Scan the following material for the string "ELIZA" and copy each line in which it appears.

Records from a collection:
_ _ _ _ _

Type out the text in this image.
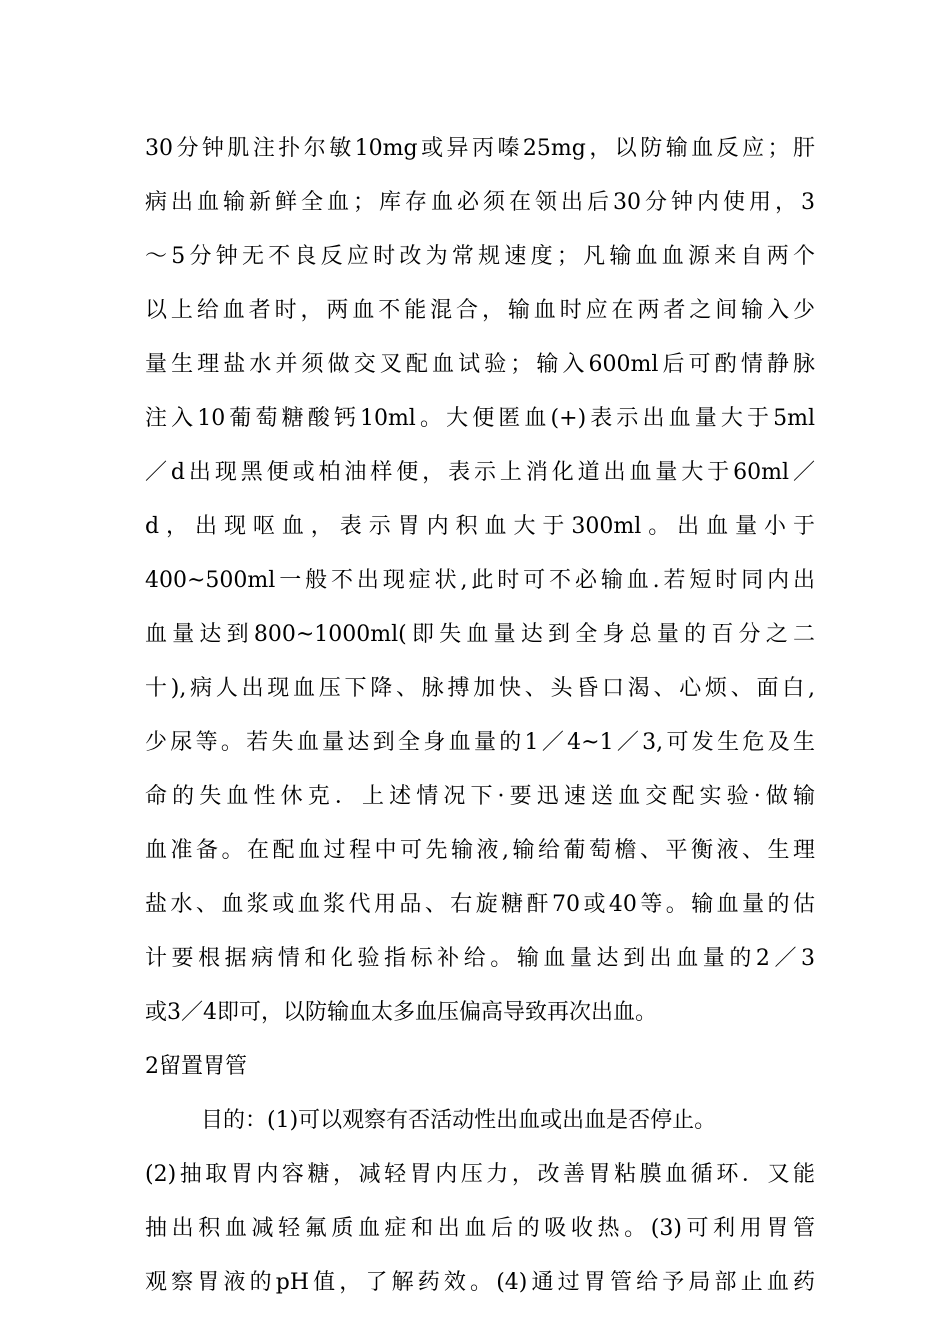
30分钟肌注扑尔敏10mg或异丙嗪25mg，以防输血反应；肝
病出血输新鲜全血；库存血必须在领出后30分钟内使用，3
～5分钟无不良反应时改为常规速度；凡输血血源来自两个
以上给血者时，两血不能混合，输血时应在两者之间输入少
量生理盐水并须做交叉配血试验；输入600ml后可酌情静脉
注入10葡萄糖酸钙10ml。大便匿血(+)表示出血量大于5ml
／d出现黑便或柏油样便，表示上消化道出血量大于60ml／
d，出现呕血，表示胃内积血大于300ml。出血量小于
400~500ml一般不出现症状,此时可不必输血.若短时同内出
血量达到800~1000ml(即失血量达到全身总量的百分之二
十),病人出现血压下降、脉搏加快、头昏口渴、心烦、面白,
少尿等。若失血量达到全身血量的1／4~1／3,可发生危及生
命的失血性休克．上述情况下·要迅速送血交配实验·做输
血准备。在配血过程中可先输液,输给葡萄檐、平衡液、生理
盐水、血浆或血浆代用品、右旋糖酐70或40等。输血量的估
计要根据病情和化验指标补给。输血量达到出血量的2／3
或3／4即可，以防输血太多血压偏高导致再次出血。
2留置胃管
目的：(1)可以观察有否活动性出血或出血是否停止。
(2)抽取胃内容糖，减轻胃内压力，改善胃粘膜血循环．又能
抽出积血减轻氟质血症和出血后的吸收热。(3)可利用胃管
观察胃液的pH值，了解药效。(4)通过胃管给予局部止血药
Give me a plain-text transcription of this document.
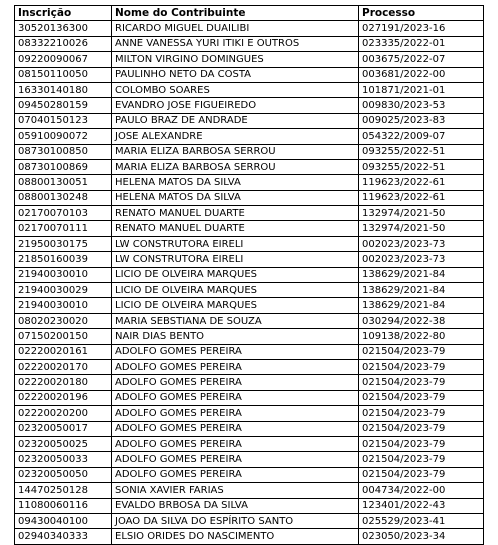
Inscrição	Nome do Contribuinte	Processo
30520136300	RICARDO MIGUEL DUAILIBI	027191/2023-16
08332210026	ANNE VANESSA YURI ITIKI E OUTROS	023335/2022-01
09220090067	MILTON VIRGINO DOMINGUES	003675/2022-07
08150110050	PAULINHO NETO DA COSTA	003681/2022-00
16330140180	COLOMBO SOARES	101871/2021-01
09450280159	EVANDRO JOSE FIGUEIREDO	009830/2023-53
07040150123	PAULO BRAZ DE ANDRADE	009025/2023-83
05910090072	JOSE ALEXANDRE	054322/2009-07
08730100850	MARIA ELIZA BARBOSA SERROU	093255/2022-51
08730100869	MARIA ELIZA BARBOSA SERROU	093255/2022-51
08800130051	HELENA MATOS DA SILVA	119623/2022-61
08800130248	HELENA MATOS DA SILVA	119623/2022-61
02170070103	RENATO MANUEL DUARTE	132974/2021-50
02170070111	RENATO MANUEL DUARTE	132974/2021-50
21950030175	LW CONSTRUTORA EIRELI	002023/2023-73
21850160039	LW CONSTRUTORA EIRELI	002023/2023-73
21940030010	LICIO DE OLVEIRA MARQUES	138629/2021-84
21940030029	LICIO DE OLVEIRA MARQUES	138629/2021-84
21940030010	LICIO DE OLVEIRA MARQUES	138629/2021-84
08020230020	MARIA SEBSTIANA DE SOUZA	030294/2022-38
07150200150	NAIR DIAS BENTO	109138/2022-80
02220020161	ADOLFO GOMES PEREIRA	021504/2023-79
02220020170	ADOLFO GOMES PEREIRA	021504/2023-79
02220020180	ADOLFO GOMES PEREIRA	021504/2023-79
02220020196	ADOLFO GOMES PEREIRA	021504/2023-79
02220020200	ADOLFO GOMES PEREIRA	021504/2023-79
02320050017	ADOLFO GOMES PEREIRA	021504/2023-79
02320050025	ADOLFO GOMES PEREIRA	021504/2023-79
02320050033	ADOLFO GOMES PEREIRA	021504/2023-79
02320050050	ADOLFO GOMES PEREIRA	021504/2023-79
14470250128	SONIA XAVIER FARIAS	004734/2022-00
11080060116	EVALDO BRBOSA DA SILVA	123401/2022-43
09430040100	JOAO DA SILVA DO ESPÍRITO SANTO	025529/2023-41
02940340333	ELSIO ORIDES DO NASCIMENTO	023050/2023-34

_ _ _ _ _

▶ _Result of this exercise_
08730100850	MARIA ELIZA BARBOSA SERROU	093255/2022-51
08730100869	MARIA ELIZA BARBOSA SERROU	093255/2022-51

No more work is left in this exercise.